# WHAT THE TASK ASKS
Find how many lines in the data below include the word "pipe", then write only that number.

# EXERCISE INPUT
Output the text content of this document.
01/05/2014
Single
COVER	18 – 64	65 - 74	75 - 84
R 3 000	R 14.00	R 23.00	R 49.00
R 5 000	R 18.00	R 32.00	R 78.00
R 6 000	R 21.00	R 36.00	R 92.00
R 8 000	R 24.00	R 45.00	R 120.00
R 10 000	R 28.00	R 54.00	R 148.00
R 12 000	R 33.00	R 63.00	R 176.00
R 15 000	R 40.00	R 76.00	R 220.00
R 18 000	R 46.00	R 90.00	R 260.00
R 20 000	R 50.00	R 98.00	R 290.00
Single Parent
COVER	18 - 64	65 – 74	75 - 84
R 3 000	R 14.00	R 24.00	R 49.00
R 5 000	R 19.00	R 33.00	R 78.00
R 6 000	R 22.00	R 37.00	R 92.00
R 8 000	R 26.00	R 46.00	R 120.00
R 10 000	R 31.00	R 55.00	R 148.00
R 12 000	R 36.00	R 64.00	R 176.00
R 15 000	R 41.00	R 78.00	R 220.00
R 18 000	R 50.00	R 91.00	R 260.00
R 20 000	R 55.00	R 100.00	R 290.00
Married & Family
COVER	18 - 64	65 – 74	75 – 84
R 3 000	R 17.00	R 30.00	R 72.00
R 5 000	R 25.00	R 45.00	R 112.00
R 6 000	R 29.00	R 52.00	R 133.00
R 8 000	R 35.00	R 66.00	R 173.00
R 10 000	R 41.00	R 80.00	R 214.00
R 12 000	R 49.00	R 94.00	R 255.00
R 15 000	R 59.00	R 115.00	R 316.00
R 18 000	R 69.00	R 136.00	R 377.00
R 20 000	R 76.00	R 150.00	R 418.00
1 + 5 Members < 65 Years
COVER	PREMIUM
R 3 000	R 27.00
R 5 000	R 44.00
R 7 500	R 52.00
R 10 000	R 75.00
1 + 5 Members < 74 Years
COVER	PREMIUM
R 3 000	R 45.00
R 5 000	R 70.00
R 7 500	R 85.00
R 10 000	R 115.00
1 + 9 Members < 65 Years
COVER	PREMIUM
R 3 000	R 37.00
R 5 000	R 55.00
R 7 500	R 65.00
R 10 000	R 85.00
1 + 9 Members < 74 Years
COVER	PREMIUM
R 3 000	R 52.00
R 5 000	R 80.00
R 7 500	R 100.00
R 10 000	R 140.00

--

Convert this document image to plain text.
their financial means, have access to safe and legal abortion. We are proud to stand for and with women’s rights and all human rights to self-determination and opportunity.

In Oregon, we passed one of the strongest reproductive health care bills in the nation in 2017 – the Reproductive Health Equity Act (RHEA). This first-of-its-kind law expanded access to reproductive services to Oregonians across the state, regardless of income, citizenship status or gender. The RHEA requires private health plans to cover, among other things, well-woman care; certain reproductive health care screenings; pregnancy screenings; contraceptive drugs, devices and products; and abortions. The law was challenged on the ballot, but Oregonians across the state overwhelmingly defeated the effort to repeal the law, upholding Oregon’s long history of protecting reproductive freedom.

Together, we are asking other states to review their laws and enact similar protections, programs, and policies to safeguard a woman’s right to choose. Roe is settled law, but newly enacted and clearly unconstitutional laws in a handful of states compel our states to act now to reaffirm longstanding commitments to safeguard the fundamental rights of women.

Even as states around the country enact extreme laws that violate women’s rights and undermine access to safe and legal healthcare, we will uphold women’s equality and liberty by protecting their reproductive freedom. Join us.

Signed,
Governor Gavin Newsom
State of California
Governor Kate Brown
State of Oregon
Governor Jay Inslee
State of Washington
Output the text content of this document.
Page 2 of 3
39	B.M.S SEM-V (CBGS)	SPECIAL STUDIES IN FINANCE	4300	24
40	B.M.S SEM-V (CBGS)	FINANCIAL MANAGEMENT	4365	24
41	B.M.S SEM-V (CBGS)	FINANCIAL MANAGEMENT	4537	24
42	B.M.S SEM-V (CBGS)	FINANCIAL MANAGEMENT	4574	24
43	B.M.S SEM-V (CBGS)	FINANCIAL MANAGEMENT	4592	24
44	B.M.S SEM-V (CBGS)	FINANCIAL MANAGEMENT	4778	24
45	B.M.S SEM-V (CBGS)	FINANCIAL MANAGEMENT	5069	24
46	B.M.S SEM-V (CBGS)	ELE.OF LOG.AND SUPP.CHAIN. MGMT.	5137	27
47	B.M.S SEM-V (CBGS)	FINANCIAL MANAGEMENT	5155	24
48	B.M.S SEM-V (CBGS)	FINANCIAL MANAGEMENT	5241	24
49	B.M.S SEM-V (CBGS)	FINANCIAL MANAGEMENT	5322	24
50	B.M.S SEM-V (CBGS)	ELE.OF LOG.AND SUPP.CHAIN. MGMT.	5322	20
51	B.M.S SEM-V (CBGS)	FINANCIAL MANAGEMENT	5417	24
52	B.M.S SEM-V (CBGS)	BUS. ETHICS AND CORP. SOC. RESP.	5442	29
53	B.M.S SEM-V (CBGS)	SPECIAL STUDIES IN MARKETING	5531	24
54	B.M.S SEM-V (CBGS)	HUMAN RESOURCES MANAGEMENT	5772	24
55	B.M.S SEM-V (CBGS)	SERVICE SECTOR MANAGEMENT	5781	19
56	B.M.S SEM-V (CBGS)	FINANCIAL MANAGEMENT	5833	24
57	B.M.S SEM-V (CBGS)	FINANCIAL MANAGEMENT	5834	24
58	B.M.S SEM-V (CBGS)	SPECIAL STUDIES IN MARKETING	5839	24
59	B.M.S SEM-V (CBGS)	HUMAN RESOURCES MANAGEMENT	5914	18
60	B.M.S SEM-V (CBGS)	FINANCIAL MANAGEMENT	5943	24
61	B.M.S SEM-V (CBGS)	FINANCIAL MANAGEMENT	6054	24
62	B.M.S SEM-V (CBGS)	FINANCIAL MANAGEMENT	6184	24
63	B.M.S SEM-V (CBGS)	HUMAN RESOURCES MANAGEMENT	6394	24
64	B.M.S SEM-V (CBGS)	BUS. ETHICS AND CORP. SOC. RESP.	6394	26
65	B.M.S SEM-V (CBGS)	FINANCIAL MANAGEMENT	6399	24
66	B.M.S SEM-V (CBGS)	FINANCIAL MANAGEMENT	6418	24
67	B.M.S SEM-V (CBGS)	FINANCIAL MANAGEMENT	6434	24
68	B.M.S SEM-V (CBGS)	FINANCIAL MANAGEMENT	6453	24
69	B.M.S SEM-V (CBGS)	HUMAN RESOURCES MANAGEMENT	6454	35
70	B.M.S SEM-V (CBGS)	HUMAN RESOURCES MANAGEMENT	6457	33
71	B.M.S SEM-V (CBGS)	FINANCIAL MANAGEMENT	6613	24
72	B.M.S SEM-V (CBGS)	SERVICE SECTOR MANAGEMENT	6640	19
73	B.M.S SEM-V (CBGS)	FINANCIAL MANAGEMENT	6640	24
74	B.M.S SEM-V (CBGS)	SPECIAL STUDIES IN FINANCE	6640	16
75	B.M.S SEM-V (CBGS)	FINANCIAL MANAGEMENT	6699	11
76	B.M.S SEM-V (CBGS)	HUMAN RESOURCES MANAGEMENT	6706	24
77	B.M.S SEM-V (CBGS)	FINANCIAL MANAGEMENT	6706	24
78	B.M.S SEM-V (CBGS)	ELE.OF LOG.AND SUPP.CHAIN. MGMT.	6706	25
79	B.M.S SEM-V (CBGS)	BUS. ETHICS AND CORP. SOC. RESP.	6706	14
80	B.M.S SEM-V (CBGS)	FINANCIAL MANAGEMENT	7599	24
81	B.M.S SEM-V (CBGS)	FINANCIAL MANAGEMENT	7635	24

* * *

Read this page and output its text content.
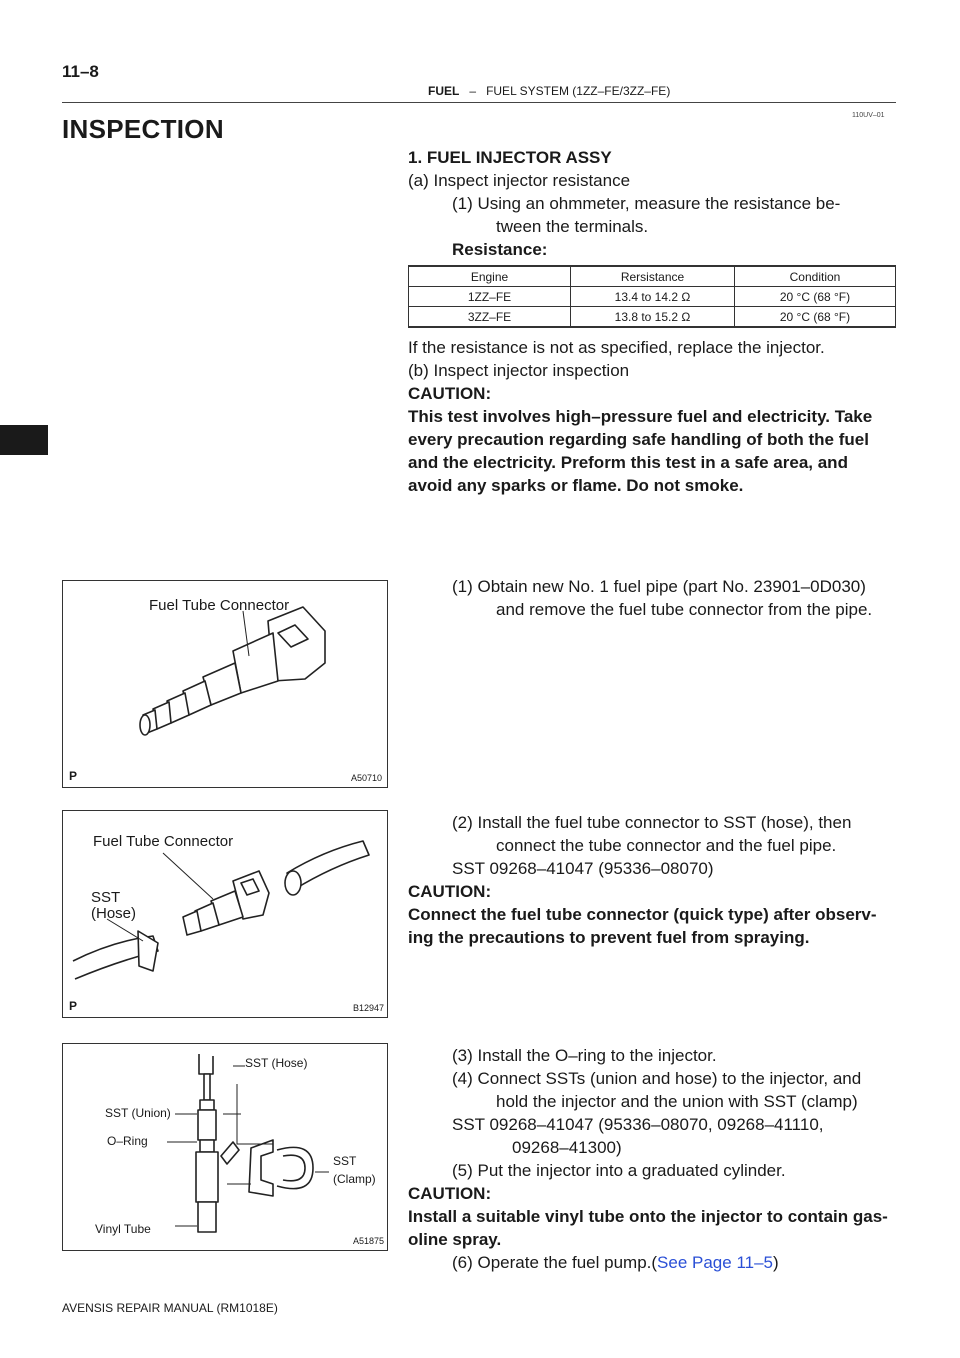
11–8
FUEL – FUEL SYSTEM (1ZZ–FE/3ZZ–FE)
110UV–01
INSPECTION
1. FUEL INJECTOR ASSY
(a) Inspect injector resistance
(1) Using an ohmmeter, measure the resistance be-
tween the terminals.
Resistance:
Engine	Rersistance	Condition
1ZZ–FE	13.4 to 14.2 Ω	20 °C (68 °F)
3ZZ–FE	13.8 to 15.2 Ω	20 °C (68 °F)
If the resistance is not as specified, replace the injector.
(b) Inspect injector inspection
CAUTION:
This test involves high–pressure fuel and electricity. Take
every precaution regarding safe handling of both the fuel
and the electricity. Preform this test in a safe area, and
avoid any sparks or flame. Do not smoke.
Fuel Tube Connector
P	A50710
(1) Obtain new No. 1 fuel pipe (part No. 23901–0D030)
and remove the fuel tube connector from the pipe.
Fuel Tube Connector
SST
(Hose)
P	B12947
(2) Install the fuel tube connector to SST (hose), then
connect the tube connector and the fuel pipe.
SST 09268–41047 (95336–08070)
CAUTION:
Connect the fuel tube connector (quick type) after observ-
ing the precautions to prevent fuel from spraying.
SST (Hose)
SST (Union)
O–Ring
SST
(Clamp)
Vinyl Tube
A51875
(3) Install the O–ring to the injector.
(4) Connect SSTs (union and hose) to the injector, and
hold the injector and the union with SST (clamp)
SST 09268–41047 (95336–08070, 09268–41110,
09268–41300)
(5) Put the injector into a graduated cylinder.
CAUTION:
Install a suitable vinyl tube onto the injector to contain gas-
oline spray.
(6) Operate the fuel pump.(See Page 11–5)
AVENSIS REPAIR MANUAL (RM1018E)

# SOLUTION TO THE EXERCISE
3